[START MATERIAL TO PROCESS]

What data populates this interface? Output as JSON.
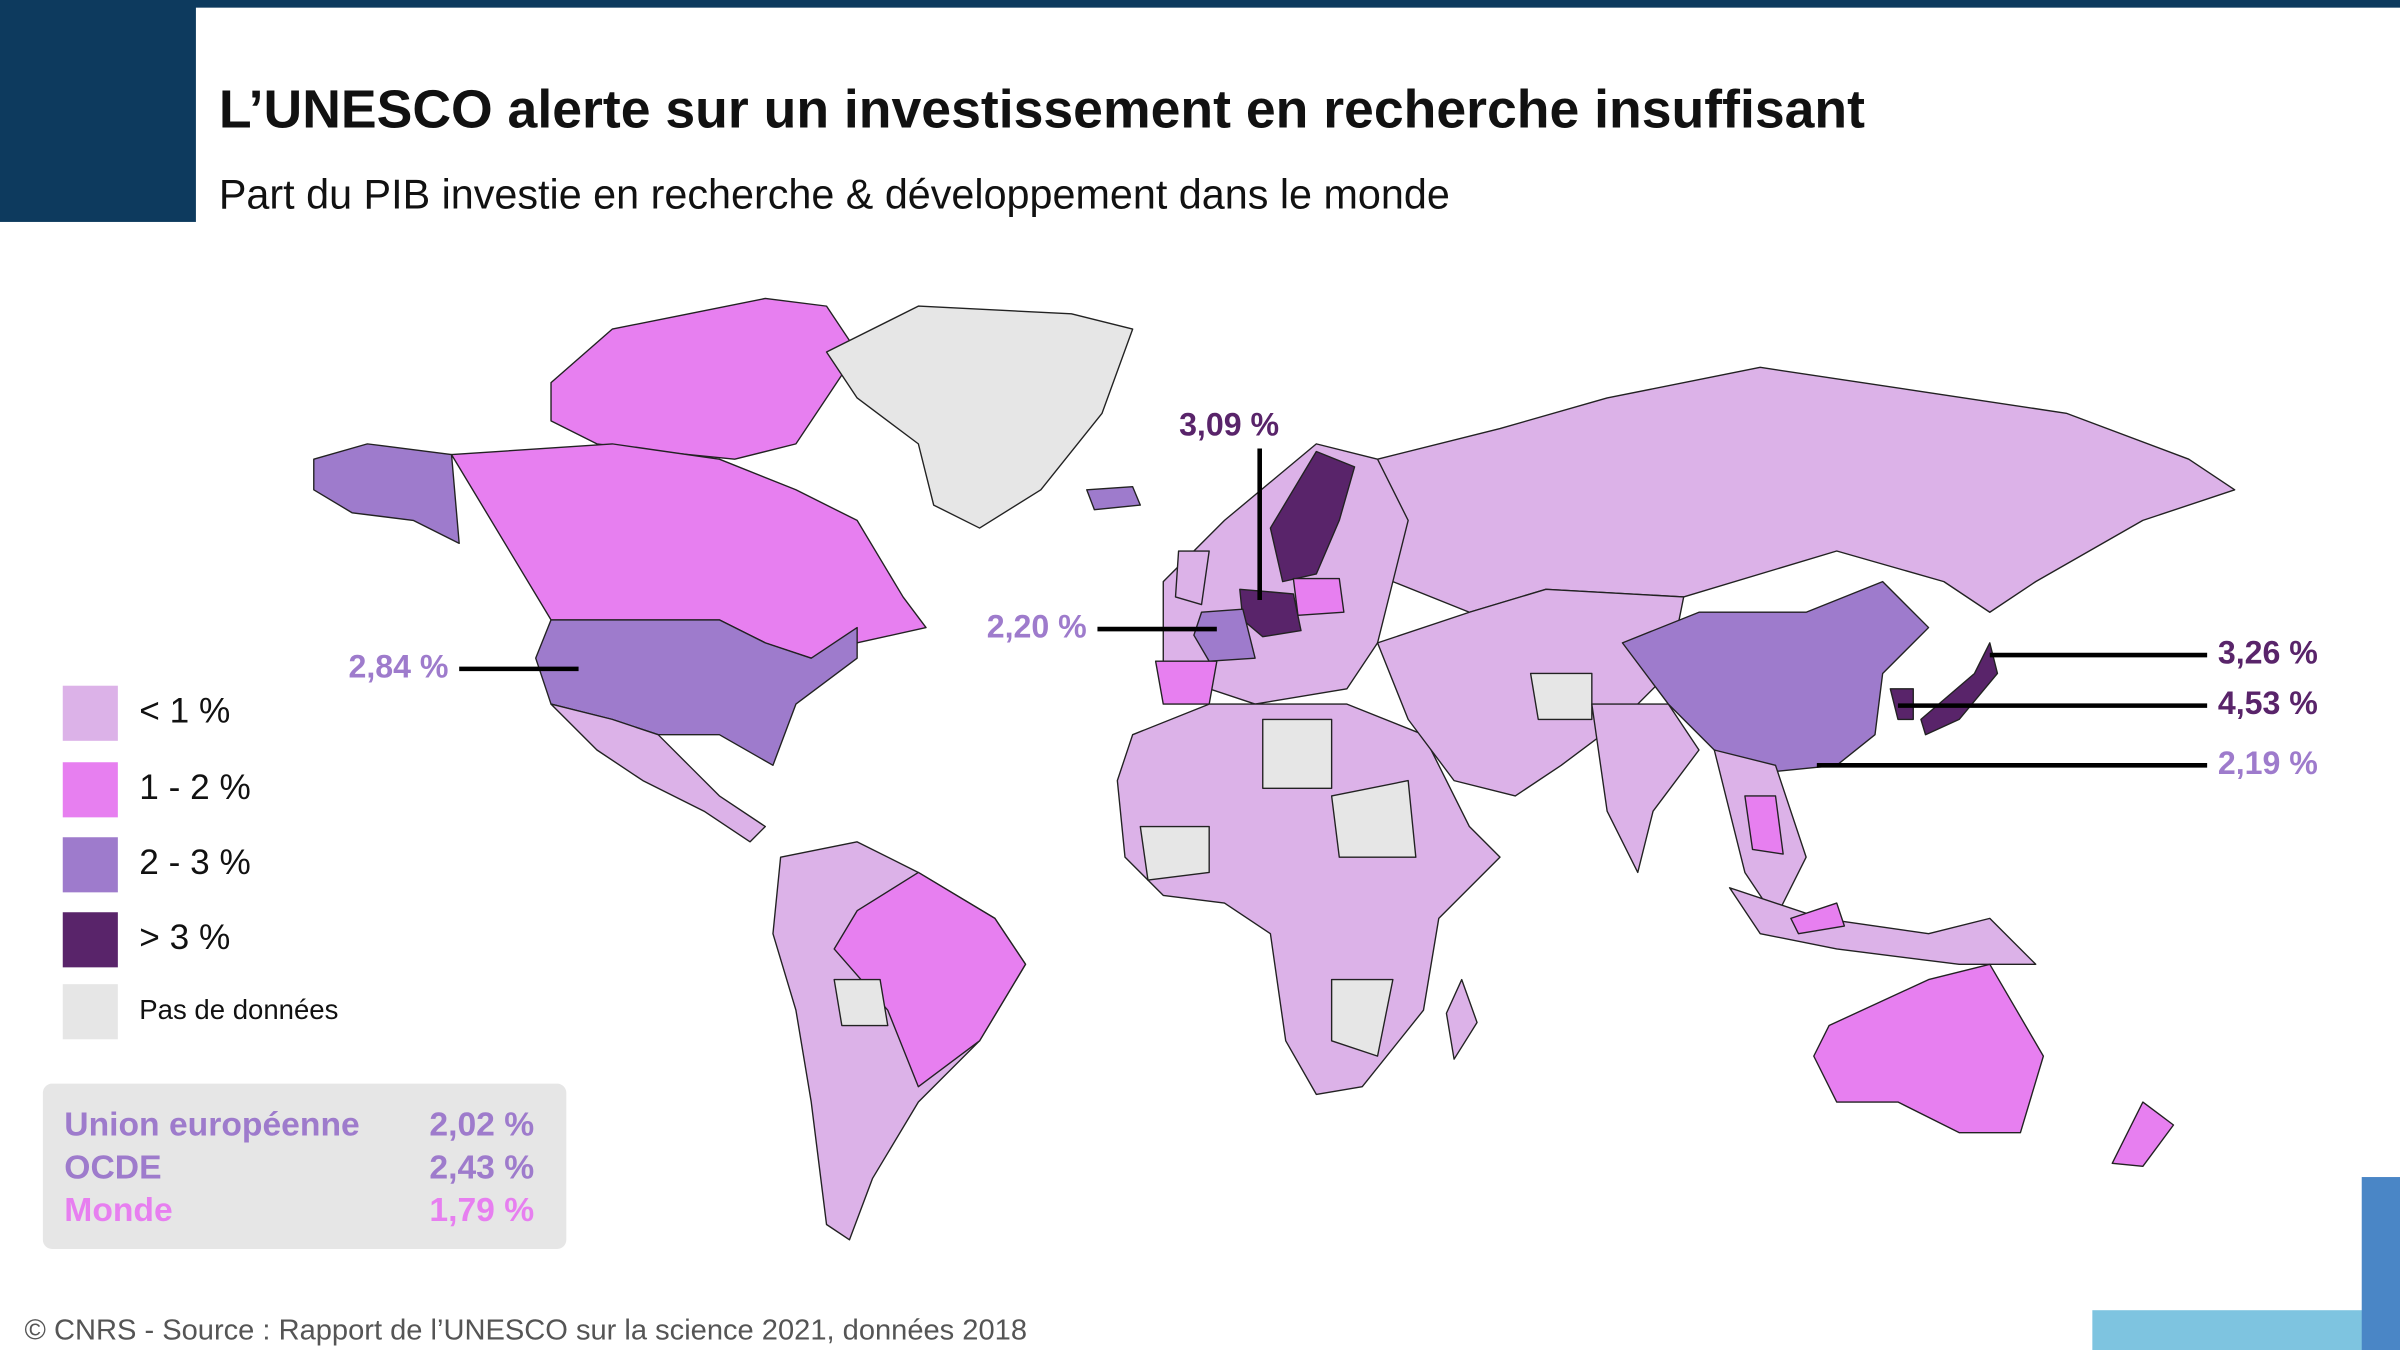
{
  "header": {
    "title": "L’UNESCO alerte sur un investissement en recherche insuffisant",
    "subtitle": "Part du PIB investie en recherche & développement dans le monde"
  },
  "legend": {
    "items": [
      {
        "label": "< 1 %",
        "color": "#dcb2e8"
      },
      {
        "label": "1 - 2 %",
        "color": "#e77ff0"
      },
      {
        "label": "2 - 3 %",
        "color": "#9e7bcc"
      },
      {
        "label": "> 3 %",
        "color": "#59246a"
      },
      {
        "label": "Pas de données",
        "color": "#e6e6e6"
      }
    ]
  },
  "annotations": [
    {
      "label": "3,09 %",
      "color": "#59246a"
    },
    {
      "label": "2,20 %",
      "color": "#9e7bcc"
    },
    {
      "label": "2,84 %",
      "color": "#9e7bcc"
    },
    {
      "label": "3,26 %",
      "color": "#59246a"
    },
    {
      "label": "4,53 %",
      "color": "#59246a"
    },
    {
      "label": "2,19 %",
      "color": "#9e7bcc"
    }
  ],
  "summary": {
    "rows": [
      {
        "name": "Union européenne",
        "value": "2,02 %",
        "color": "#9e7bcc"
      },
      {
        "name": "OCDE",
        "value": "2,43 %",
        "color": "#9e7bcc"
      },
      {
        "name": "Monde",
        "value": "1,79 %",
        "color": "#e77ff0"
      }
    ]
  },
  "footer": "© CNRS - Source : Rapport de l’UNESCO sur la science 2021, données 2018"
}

[END MATERIAL TO PROCESS]

**EXERCISE AIM**
Leave out the pictures and transcribe the entries above exactly.

**EXERCISE RESPONSE**
What data populates this interface? Output as JSON.
{
  "header": {
    "title": "L’UNESCO alerte sur un investissement en recherche insuffisant",
    "subtitle": "Part du PIB investie en recherche & développement dans le monde"
  },
  "legend": {
    "items": [
      {
        "label": "< 1 %",
        "color": "#dcb2e8"
      },
      {
        "label": "1 - 2 %",
        "color": "#e77ff0"
      },
      {
        "label": "2 - 3 %",
        "color": "#9e7bcc"
      },
      {
        "label": "> 3 %",
        "color": "#59246a"
      },
      {
        "label": "Pas de données",
        "color": "#e6e6e6"
      }
    ]
  },
  "annotations": [
    {
      "label": "3,09 %",
      "color": "#59246a"
    },
    {
      "label": "2,20 %",
      "color": "#9e7bcc"
    },
    {
      "label": "2,84 %",
      "color": "#9e7bcc"
    },
    {
      "label": "3,26 %",
      "color": "#59246a"
    },
    {
      "label": "4,53 %",
      "color": "#59246a"
    },
    {
      "label": "2,19 %",
      "color": "#9e7bcc"
    }
  ],
  "summary": {
    "rows": [
      {
        "name": "Union européenne",
        "value": "2,02 %",
        "color": "#9e7bcc"
      },
      {
        "name": "OCDE",
        "value": "2,43 %",
        "color": "#9e7bcc"
      },
      {
        "name": "Monde",
        "value": "1,79 %",
        "color": "#e77ff0"
      }
    ]
  },
  "footer": "© CNRS - Source : Rapport de l’UNESCO sur la science 2021, données 2018"
}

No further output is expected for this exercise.